• **Material for this task**
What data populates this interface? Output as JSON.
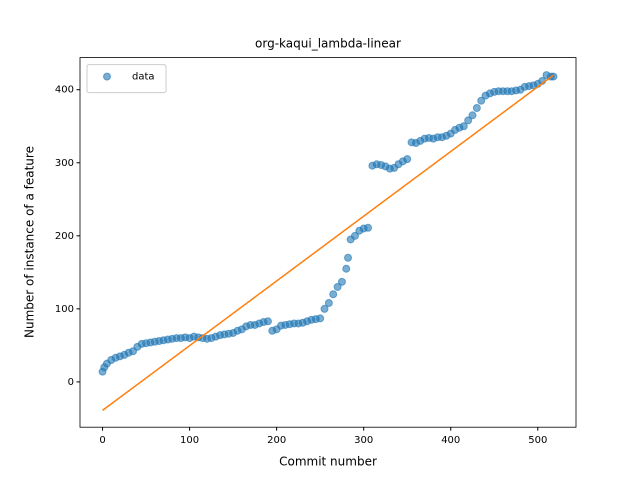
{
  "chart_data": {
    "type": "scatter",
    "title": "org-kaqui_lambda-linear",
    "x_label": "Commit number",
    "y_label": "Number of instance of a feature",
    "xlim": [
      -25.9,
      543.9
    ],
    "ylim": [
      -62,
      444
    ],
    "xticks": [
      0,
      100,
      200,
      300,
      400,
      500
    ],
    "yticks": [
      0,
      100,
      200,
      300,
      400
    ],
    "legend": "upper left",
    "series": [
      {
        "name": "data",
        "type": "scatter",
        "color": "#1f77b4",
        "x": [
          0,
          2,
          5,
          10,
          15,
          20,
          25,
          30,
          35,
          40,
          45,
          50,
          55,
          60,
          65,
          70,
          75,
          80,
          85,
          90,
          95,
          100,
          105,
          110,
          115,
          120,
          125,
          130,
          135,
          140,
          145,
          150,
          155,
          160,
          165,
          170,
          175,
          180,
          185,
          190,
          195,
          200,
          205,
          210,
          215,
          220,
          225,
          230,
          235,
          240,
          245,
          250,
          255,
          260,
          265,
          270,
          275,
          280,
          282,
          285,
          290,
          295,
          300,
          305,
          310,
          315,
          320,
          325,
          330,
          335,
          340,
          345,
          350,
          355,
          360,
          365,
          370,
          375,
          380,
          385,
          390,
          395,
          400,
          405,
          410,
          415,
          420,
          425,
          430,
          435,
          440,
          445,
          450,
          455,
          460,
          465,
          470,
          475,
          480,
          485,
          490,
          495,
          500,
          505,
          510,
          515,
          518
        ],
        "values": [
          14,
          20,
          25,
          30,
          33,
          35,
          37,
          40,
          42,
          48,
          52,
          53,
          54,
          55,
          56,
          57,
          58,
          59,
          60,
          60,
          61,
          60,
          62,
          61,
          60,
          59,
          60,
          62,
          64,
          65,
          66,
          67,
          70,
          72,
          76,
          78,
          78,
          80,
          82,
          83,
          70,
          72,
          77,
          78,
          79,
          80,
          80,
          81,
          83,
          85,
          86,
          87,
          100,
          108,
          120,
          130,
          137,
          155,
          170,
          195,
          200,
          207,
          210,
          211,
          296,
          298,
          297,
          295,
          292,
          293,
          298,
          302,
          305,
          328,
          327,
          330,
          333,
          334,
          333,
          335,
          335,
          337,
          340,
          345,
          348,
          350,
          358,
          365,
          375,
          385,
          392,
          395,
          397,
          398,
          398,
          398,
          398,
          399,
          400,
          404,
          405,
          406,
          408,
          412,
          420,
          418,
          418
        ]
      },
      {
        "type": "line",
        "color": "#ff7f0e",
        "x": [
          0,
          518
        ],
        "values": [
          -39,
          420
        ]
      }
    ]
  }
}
--
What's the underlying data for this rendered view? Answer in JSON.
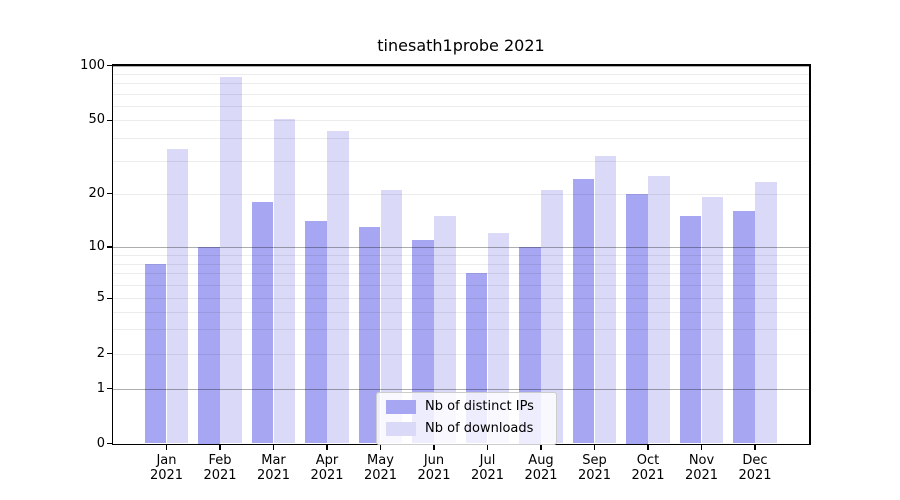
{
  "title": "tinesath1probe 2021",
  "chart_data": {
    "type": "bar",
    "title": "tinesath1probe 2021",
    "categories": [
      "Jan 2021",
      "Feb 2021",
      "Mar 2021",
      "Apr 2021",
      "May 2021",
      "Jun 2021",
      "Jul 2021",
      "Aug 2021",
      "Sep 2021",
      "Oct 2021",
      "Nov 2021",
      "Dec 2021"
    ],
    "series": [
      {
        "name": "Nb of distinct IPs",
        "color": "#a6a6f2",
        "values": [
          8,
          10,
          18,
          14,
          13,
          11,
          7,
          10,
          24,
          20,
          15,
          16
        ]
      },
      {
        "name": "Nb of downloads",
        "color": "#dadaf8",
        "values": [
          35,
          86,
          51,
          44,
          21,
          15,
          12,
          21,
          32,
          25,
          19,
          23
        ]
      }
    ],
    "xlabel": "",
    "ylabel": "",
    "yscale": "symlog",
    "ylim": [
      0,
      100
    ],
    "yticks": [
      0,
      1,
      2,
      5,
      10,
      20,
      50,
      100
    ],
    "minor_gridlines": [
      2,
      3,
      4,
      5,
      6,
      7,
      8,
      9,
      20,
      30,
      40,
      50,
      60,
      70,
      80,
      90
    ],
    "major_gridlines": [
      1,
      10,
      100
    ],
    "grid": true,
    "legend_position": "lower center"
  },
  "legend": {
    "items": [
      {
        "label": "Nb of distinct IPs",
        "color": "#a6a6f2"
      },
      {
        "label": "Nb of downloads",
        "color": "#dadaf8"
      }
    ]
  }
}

• **Exercise aim**
Each line that contains the string "name" counts once; say how many there are and nothing else.

• **Response below**
3